Directive: Gather from the material every line that contains the string "this".

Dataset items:
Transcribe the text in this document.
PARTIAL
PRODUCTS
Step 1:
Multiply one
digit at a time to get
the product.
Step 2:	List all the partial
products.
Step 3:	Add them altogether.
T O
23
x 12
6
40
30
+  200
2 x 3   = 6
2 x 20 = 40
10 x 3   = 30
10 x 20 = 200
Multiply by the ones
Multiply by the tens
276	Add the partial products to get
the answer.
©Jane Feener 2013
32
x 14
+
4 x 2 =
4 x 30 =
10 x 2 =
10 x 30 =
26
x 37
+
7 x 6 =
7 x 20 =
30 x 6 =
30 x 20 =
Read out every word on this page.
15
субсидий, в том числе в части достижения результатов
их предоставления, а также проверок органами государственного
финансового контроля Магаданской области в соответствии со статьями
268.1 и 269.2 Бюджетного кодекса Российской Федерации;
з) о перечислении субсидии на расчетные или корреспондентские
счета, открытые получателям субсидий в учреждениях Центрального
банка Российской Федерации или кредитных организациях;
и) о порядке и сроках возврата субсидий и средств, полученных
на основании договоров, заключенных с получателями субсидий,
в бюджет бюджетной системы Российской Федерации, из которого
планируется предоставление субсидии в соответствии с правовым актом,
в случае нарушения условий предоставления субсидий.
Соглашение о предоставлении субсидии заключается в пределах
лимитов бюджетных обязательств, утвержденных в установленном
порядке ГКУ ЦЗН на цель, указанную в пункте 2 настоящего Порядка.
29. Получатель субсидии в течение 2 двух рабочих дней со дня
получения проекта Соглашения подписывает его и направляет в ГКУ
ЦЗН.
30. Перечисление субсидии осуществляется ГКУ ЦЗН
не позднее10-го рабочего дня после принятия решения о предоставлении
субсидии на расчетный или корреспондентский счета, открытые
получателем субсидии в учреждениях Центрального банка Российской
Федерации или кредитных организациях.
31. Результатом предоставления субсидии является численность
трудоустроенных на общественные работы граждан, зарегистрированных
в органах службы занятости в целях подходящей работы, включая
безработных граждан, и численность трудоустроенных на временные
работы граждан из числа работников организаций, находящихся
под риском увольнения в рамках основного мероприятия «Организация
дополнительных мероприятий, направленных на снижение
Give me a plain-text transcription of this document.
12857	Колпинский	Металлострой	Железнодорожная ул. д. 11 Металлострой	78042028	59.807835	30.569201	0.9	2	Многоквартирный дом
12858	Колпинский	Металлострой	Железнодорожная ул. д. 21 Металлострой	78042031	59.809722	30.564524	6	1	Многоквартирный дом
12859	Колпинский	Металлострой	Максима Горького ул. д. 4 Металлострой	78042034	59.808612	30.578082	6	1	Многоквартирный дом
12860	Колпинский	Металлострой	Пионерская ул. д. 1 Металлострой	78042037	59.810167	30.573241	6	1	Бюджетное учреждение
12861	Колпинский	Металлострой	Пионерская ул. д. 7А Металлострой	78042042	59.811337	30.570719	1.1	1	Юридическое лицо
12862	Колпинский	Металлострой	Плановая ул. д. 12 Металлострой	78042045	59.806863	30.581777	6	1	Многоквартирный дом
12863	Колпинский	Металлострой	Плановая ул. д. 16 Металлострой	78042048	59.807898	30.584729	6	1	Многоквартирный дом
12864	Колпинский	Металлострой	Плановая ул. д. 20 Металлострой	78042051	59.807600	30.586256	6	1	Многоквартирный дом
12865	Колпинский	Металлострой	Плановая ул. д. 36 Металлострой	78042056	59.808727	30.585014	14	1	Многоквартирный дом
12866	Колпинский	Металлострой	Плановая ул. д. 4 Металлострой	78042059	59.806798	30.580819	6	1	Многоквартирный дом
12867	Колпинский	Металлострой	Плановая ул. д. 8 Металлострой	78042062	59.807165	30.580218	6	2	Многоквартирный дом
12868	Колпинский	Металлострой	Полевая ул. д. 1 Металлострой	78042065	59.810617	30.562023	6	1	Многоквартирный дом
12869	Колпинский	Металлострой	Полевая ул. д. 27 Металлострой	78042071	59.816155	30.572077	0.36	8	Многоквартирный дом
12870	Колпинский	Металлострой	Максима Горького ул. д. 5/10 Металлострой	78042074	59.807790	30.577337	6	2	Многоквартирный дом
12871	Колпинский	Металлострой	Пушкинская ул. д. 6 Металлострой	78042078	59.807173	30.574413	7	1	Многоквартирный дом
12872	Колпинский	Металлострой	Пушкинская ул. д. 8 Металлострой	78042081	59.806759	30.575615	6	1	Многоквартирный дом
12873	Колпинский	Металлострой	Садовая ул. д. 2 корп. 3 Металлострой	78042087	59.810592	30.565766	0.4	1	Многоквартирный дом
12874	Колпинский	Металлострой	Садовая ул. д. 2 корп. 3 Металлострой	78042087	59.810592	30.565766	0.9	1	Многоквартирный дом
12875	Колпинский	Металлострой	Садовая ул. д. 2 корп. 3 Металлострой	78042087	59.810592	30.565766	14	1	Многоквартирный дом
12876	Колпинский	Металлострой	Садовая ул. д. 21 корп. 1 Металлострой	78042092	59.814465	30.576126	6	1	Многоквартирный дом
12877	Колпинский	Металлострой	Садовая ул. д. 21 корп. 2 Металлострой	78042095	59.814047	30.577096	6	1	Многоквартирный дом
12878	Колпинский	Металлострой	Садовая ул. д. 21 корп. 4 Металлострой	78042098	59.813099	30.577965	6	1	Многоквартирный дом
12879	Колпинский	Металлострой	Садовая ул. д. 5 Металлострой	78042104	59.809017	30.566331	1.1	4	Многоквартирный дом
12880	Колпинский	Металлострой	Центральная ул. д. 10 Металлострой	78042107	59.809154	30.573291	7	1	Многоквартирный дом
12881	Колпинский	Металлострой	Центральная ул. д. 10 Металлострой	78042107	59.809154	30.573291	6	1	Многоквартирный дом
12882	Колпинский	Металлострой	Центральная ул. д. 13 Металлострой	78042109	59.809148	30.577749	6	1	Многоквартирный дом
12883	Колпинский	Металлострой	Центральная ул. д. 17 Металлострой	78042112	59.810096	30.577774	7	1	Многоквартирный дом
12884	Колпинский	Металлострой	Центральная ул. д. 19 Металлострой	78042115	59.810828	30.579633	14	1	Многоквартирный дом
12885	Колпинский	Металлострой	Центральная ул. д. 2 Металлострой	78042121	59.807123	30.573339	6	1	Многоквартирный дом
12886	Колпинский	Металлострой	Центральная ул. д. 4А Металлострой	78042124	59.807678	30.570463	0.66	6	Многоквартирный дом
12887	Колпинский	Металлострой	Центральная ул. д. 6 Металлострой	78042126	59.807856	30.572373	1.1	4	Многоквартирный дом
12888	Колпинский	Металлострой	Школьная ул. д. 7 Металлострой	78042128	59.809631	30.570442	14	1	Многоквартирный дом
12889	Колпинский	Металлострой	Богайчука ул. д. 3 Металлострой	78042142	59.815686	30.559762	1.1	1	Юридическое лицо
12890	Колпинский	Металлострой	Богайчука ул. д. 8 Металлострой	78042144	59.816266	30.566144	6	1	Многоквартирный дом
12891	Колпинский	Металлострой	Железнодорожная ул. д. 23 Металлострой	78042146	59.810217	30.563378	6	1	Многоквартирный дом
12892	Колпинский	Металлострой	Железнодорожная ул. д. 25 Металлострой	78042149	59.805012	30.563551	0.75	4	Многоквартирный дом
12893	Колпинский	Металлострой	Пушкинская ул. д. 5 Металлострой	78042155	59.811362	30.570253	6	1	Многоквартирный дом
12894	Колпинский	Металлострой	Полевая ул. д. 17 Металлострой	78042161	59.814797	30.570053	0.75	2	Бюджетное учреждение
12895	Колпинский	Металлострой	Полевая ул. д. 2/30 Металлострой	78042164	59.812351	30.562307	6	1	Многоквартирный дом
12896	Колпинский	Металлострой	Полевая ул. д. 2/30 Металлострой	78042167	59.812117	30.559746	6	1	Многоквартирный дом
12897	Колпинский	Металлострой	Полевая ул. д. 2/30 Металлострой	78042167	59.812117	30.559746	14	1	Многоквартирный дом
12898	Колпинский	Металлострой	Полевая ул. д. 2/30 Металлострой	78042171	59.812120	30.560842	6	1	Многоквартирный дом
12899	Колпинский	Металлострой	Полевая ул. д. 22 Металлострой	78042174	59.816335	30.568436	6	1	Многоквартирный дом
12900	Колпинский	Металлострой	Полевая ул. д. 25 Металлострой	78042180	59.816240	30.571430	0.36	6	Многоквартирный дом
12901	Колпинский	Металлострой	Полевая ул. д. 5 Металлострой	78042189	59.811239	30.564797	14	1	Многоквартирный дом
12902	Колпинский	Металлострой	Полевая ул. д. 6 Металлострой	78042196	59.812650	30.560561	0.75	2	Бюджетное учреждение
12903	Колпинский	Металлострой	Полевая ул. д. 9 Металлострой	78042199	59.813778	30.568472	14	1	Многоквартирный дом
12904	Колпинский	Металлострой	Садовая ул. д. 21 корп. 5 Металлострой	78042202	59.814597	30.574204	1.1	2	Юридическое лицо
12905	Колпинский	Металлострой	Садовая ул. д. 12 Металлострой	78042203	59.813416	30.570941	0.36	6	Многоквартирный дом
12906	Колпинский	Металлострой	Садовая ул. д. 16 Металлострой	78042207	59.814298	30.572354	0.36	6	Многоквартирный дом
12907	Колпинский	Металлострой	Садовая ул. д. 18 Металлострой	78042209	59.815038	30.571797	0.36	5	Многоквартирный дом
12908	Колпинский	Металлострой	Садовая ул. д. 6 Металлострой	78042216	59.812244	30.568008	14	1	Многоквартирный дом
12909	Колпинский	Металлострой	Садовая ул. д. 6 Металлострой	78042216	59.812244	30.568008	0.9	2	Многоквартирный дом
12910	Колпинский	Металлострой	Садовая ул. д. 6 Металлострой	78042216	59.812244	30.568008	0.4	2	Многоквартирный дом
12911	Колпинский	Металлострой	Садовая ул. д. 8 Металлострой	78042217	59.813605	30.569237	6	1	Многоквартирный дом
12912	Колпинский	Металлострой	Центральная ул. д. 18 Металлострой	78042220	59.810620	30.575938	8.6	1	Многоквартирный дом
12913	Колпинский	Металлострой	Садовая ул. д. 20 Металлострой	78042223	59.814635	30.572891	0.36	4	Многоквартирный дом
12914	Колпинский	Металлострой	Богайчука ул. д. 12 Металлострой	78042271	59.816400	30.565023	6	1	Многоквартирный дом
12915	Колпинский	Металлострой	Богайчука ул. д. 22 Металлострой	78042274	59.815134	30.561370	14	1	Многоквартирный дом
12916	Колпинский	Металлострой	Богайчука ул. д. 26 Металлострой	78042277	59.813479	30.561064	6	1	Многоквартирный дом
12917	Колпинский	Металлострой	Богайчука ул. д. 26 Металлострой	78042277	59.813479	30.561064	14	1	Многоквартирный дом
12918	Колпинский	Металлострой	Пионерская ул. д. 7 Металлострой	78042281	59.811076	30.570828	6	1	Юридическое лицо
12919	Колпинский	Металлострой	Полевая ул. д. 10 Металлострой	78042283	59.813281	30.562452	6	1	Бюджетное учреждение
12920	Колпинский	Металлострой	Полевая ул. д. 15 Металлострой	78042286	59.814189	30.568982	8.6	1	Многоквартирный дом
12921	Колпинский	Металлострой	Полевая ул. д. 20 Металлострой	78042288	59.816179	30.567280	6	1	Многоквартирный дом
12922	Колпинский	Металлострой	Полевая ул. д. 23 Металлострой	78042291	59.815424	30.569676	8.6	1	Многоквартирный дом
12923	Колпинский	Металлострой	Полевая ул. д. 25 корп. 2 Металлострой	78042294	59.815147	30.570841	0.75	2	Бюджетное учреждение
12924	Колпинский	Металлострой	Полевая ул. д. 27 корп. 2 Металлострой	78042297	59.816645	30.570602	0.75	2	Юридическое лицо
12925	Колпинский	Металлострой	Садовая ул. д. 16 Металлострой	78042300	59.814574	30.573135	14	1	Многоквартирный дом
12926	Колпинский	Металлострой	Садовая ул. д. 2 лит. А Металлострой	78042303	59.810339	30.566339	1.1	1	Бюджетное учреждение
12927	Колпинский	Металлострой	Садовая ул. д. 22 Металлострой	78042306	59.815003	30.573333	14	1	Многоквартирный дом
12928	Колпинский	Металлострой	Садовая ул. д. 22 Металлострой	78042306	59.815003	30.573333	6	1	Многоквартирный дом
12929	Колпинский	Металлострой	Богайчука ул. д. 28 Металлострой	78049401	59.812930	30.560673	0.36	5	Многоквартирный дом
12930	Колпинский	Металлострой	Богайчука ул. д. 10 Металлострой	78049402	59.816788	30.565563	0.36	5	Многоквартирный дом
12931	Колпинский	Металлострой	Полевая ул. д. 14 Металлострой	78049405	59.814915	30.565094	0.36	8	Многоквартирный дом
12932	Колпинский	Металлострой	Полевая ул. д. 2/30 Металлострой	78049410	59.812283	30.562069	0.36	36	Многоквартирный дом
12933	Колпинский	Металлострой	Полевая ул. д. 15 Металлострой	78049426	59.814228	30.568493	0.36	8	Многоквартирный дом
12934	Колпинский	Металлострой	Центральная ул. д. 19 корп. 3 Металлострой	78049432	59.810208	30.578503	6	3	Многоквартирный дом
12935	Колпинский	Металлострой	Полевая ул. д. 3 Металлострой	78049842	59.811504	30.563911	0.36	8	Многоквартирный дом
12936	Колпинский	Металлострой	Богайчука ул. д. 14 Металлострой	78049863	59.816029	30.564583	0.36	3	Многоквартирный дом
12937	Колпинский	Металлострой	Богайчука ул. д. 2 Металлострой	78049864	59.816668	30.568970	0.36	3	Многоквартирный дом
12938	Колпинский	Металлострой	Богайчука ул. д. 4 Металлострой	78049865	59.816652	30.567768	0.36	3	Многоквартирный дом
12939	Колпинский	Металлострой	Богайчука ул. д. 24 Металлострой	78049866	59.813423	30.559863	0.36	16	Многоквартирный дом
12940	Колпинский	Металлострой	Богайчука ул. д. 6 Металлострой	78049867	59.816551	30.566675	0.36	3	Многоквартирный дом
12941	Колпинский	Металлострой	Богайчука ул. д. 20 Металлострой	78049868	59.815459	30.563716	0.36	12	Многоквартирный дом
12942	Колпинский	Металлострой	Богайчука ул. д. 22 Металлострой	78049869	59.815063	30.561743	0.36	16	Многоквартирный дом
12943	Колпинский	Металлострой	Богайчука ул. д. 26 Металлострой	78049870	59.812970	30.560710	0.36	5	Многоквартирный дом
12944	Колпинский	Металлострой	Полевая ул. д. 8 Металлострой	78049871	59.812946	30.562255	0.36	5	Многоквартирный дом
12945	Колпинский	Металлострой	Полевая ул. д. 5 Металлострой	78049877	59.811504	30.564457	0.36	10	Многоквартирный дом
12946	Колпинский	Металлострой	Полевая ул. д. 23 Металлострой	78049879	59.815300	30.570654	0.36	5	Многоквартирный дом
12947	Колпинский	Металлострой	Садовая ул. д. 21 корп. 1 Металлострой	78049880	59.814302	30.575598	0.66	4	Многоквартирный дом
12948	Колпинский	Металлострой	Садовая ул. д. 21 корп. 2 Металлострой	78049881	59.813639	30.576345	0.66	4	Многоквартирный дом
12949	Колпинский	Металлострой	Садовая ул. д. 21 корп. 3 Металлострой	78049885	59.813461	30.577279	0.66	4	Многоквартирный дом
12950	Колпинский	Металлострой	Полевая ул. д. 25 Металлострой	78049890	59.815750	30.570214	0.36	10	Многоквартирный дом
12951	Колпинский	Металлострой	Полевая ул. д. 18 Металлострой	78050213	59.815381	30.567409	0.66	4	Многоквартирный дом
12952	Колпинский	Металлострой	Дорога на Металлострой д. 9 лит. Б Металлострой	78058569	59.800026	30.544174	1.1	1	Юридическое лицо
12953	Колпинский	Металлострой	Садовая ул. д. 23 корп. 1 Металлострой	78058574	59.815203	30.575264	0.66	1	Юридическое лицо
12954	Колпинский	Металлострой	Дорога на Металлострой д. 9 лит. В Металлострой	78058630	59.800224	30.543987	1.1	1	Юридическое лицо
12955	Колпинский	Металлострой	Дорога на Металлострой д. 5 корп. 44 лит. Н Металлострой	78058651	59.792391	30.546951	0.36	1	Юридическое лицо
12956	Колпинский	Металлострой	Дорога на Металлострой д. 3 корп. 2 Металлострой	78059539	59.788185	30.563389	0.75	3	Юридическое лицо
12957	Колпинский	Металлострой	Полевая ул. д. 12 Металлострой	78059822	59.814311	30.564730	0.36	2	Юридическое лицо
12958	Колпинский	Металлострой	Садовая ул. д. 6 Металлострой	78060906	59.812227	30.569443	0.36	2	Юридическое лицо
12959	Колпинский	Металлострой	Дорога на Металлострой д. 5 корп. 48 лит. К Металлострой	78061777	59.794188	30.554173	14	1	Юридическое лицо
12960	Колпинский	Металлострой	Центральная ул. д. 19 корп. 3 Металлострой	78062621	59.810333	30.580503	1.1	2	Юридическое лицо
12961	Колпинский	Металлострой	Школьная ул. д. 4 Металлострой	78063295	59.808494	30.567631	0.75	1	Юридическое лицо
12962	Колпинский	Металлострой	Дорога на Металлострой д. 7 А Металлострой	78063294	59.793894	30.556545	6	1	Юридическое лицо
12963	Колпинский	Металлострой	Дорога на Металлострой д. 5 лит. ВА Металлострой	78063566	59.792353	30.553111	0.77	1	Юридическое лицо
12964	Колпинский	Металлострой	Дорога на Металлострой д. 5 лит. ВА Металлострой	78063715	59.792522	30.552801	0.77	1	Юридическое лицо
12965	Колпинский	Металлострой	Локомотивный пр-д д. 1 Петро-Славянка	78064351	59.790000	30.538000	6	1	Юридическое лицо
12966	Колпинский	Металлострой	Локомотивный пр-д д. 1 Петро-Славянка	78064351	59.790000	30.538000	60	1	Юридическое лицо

The answer:
Transcribe the text in this document.
Read out every word on this page.
Give me a plain-text transcription of this document.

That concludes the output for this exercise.